Data tied to figure images -
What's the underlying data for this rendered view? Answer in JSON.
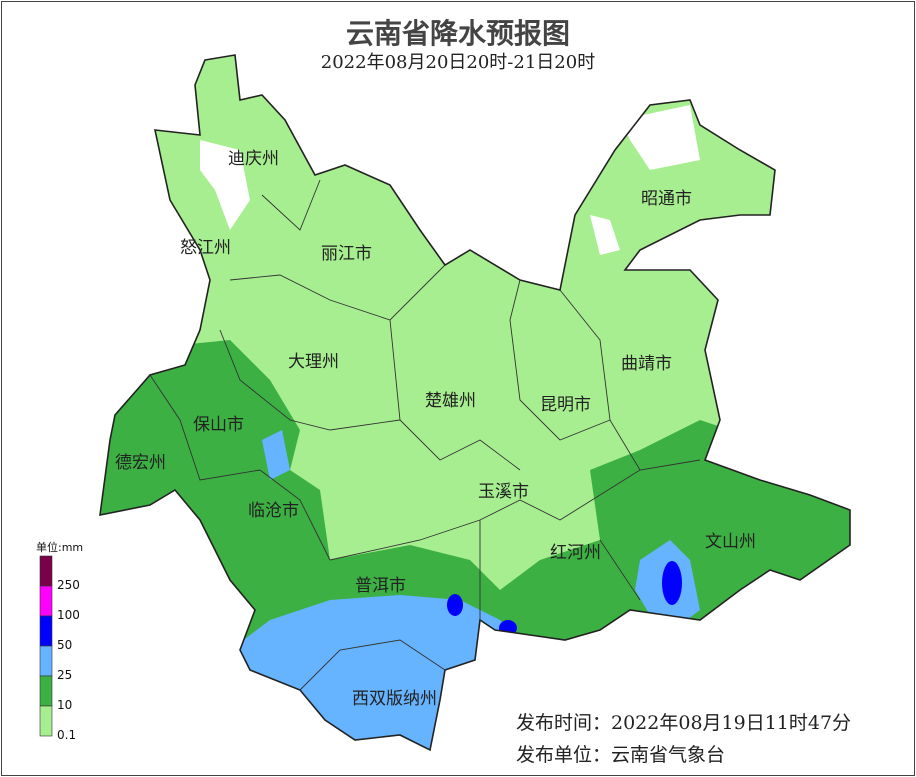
{
  "title": "云南省降水预报图",
  "subtitle": "2022年08月20日20时-21日20时",
  "regions": [
    {
      "name": "迪庆州"
    },
    {
      "name": "怒江州"
    },
    {
      "name": "丽江市"
    },
    {
      "name": "昭通市"
    },
    {
      "name": "大理州"
    },
    {
      "name": "保山市"
    },
    {
      "name": "德宏州"
    },
    {
      "name": "楚雄州"
    },
    {
      "name": "昆明市"
    },
    {
      "name": "曲靖市"
    },
    {
      "name": "玉溪市"
    },
    {
      "name": "临沧市"
    },
    {
      "name": "红河州"
    },
    {
      "name": "文山州"
    },
    {
      "name": "普洱市"
    },
    {
      "name": "西双版纳州"
    }
  ],
  "legend": {
    "title": "单位:mm",
    "ticks": [
      "250",
      "100",
      "50",
      "25",
      "10",
      "0.1"
    ],
    "colors": [
      "#7a0049",
      "#ff00ff",
      "#0000ff",
      "#66b3ff",
      "#3cb043",
      "#a6ee8f"
    ]
  },
  "publish": {
    "time": "发布时间：2022年08月19日11时47分",
    "unit": "发布单位：云南省气象台"
  }
}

Task brief - Retype all of the entries exactly as written, leaving out any images.

Response to this task -
What's the underlying data for this rendered view? Answer in JSON.
{
  "title": "云南省降水预报图",
  "subtitle": "2022年08月20日20时-21日20时",
  "regions": [
    {
      "name": "迪庆州"
    },
    {
      "name": "怒江州"
    },
    {
      "name": "丽江市"
    },
    {
      "name": "昭通市"
    },
    {
      "name": "大理州"
    },
    {
      "name": "保山市"
    },
    {
      "name": "德宏州"
    },
    {
      "name": "楚雄州"
    },
    {
      "name": "昆明市"
    },
    {
      "name": "曲靖市"
    },
    {
      "name": "玉溪市"
    },
    {
      "name": "临沧市"
    },
    {
      "name": "红河州"
    },
    {
      "name": "文山州"
    },
    {
      "name": "普洱市"
    },
    {
      "name": "西双版纳州"
    }
  ],
  "legend": {
    "title": "单位:mm",
    "ticks": [
      "250",
      "100",
      "50",
      "25",
      "10",
      "0.1"
    ],
    "colors": [
      "#7a0049",
      "#ff00ff",
      "#0000ff",
      "#66b3ff",
      "#3cb043",
      "#a6ee8f"
    ]
  },
  "publish": {
    "time": "发布时间：2022年08月19日11时47分",
    "unit": "发布单位：云南省气象台"
  }
}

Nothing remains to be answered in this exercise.